## RECORDS SHOWN
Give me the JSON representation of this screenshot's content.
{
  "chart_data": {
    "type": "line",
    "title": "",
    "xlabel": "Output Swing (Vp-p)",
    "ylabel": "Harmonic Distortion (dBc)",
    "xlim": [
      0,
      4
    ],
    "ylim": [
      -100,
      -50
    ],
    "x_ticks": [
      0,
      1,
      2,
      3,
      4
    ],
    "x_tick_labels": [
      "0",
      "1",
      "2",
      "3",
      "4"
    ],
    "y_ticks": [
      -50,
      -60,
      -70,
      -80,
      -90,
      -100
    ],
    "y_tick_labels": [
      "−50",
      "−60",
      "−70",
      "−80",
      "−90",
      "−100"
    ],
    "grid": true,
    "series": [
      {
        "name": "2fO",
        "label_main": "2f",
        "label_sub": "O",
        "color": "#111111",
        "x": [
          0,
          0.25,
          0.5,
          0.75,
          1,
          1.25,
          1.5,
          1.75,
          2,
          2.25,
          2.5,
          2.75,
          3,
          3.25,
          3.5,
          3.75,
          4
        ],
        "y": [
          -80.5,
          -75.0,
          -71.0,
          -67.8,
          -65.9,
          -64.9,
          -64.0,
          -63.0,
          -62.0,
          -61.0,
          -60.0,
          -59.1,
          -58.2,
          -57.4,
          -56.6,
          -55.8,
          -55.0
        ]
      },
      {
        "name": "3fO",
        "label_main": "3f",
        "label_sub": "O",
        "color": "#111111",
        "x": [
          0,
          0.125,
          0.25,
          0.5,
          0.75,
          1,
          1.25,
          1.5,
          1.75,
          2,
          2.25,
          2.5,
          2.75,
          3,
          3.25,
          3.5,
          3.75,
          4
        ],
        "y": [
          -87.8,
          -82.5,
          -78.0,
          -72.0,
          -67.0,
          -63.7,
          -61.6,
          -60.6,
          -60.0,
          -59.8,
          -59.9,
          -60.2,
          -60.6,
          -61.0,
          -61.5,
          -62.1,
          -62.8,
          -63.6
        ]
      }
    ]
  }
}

## WORK INSTRUCTIONS
Your task is to retype all the records above with nothing left out.

## REPLY
Give me the JSON representation of this screenshot's content.
{
  "chart_data": {
    "type": "line",
    "title": "",
    "xlabel": "Output Swing (Vp-p)",
    "ylabel": "Harmonic Distortion (dBc)",
    "xlim": [
      0,
      4
    ],
    "ylim": [
      -100,
      -50
    ],
    "x_ticks": [
      0,
      1,
      2,
      3,
      4
    ],
    "x_tick_labels": [
      "0",
      "1",
      "2",
      "3",
      "4"
    ],
    "y_ticks": [
      -50,
      -60,
      -70,
      -80,
      -90,
      -100
    ],
    "y_tick_labels": [
      "−50",
      "−60",
      "−70",
      "−80",
      "−90",
      "−100"
    ],
    "grid": true,
    "series": [
      {
        "name": "2fO",
        "label_main": "2f",
        "label_sub": "O",
        "color": "#111111",
        "x": [
          0,
          0.25,
          0.5,
          0.75,
          1,
          1.25,
          1.5,
          1.75,
          2,
          2.25,
          2.5,
          2.75,
          3,
          3.25,
          3.5,
          3.75,
          4
        ],
        "y": [
          -80.5,
          -75.0,
          -71.0,
          -67.8,
          -65.9,
          -64.9,
          -64.0,
          -63.0,
          -62.0,
          -61.0,
          -60.0,
          -59.1,
          -58.2,
          -57.4,
          -56.6,
          -55.8,
          -55.0
        ]
      },
      {
        "name": "3fO",
        "label_main": "3f",
        "label_sub": "O",
        "color": "#111111",
        "x": [
          0,
          0.125,
          0.25,
          0.5,
          0.75,
          1,
          1.25,
          1.5,
          1.75,
          2,
          2.25,
          2.5,
          2.75,
          3,
          3.25,
          3.5,
          3.75,
          4
        ],
        "y": [
          -87.8,
          -82.5,
          -78.0,
          -72.0,
          -67.0,
          -63.7,
          -61.6,
          -60.6,
          -60.0,
          -59.8,
          -59.9,
          -60.2,
          -60.6,
          -61.0,
          -61.5,
          -62.1,
          -62.8,
          -63.6
        ]
      }
    ]
  }
}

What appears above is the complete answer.